:: Task details ::
Using the material below, copy every line where "that" appears.

## START Supplied information

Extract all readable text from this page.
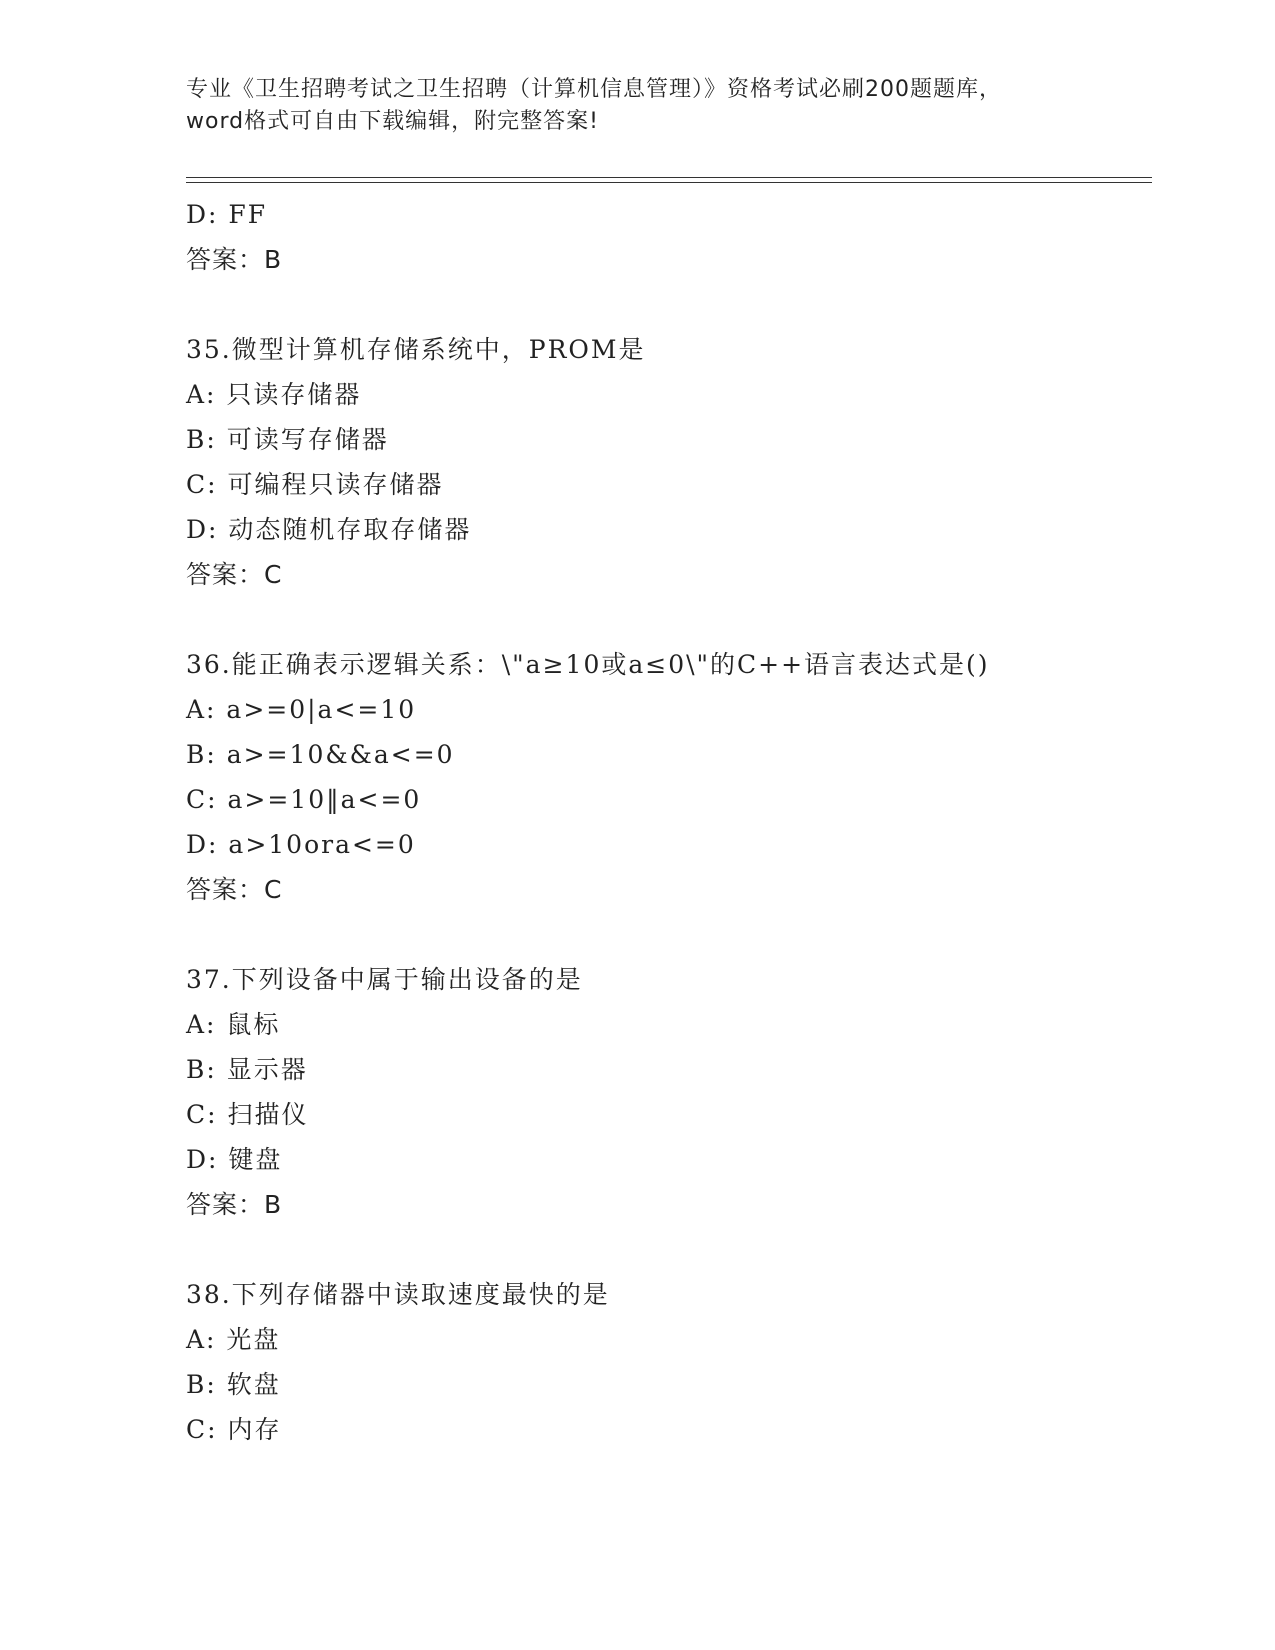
专业《卫生招聘考试之卫生招聘（计算机信息管理）》资格考试必刷200题题库，
word格式可自由下载编辑，附完整答案!
D: FF
答案：B
35.微型计算机存储系统中，PROM是
A: 只读存储器
B: 可读写存储器
C: 可编程只读存储器
D: 动态随机存取存储器
答案：C
36.能正确表示逻辑关系：\"a≥10或a≤0\"的C++语言表达式是()
A: a>=0|a<=10
B: a>=10&&a<=0
C: a>=10‖a<=0
D: a>10ora<=0
答案：C
37.下列设备中属于输出设备的是
A: 鼠标
B: 显示器
C: 扫描仪
D: 键盘
答案：B
38.下列存储器中读取速度最快的是
A: 光盘
B: 软盘
C: 内存
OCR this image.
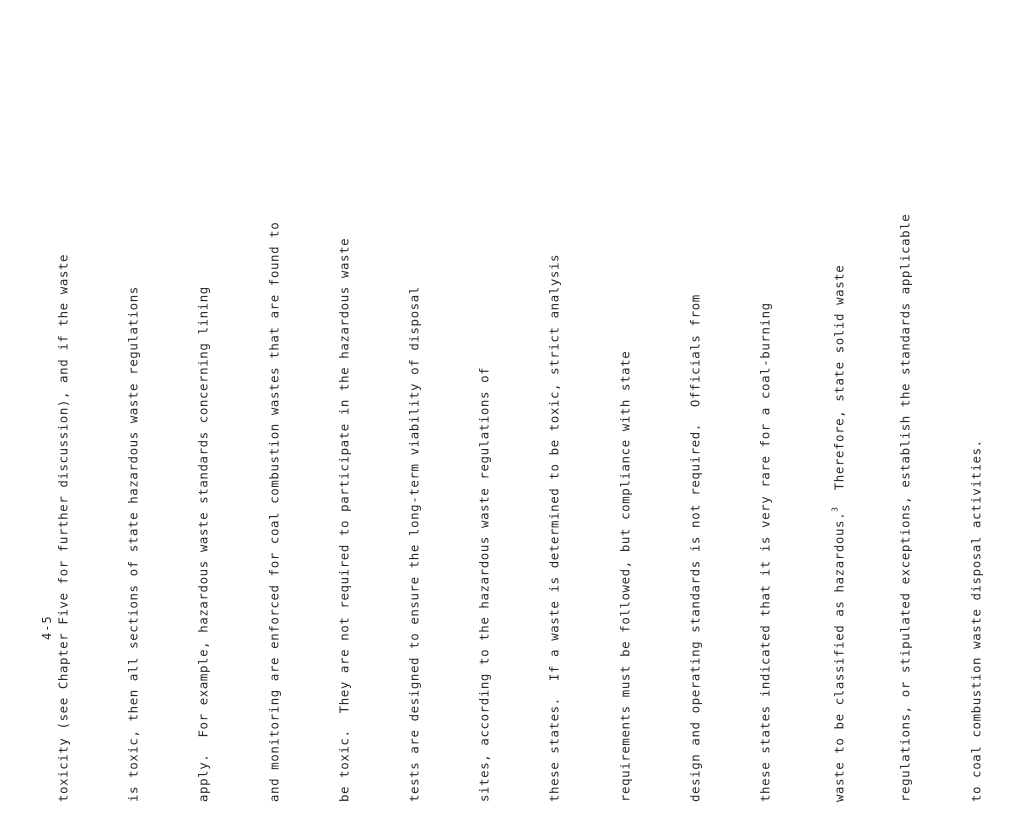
4-5

toxicity (see Chapter Five for further discussion), and if the waste

	is toxic, then all sections of state hazardous waste regulations

	apply.  For example, hazardous waste standards concerning lining

	and monitoring are enforced for coal combustion wastes that are found to

	be toxic.  They are not required to participate in the hazardous waste

	tests are designed to ensure the long-term viability of disposal

	sites, according to the hazardous waste regulations of

	these states.  If a waste is determined to be toxic, strict analysis

	requirements must be followed, but compliance with state

	design and operating standards is not required.  Officials from

	these states indicated that it is very rare for a coal-burning

	waste to be classified as hazardous.$^3$  Therefore, state solid waste

	regulations, or stipulated exceptions, establish the standards applicable

	to coal combustion waste disposal activities.
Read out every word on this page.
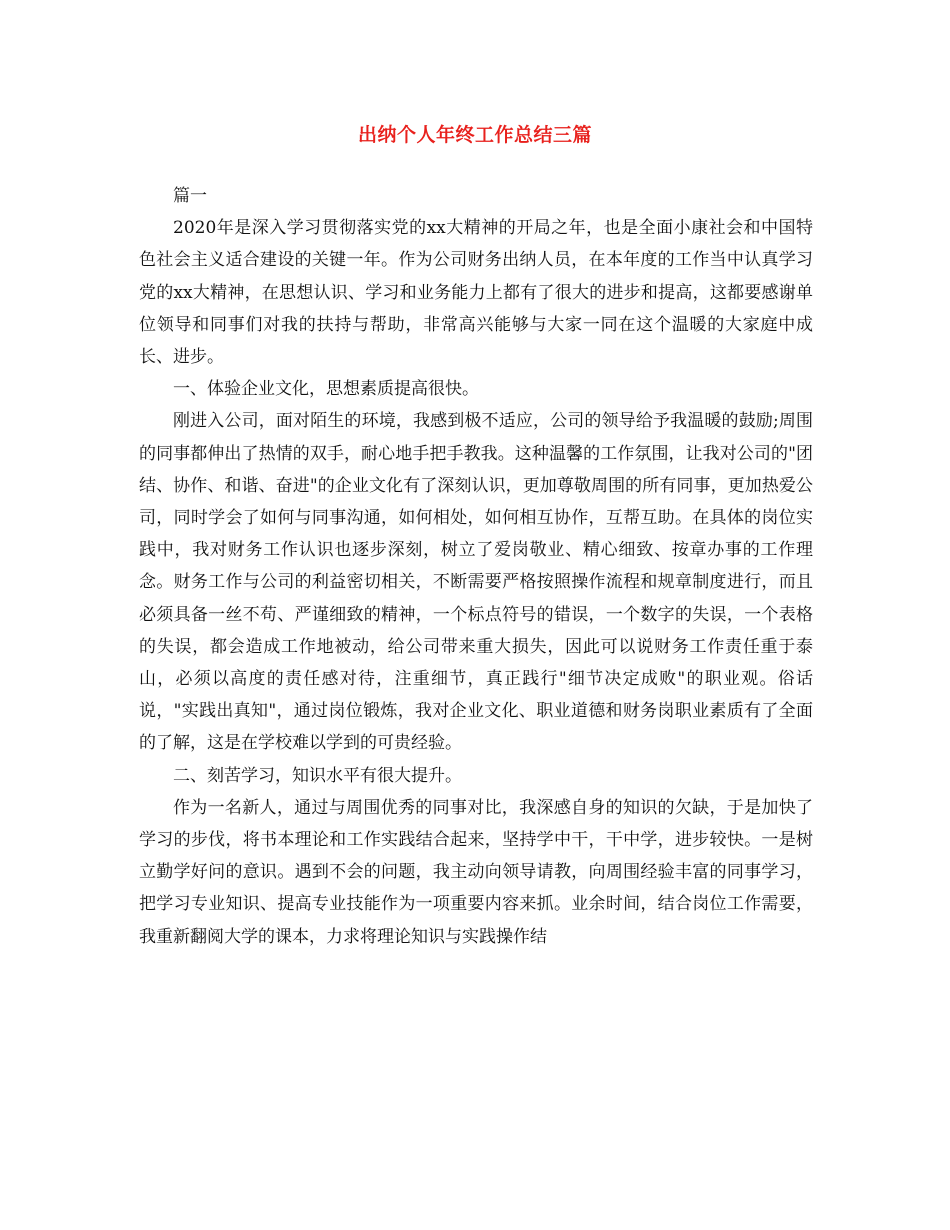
出纳个人年终工作总结三篇

篇一

2020年是深入学习贯彻落实党的xx大精神的开局之年，也是全面小康社会和中国特色社会主义适合建设的关键一年。作为公司财务出纳人员，在本年度的工作当中认真学习党的xx大精神，在思想认识、学习和业务能力上都有了很大的进步和提高，这都要感谢单位领导和同事们对我的扶持与帮助，非常高兴能够与大家一同在这个温暖的大家庭中成长、进步。

一、体验企业文化，思想素质提高很快。

刚进入公司，面对陌生的环境，我感到极不适应，公司的领导给予我温暖的鼓励;周围的同事都伸出了热情的双手，耐心地手把手教我。这种温馨的工作氛围，让我对公司的"团结、协作、和谐、奋进"的企业文化有了深刻认识，更加尊敬周围的所有同事，更加热爱公司，同时学会了如何与同事沟通，如何相处，如何相互协作，互帮互助。在具体的岗位实践中，我对财务工作认识也逐步深刻，树立了爱岗敬业、精心细致、按章办事的工作理念。财务工作与公司的利益密切相关，不断需要严格按照操作流程和规章制度进行，而且必须具备一丝不苟、严谨细致的精神，一个标点符号的错误，一个数字的失误，一个表格的失误，都会造成工作地被动，给公司带来重大损失，因此可以说财务工作责任重于泰山，必须以高度的责任感对待，注重细节，真正践行"细节决定成败"的职业观。俗话说，"实践出真知"，通过岗位锻炼，我对企业文化、职业道德和财务岗职业素质有了全面的了解，这是在学校难以学到的可贵经验。

二、刻苦学习，知识水平有很大提升。

作为一名新人，通过与周围优秀的同事对比，我深感自身的知识的欠缺，于是加快了学习的步伐，将书本理论和工作实践结合起来，坚持学中干，干中学，进步较快。一是树立勤学好问的意识。遇到不会的问题，我主动向领导请教，向周围经验丰富的同事学习，把学习专业知识、提高专业技能作为一项重要内容来抓。业余时间，结合岗位工作需要，我重新翻阅大学的课本，力求将理论知识与实践操作结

## END Supplied information

:: Answer to the task ::
	and monitoring are enforced for coal combustion wastes that are found to
	these states indicated that it is very rare for a coal-burning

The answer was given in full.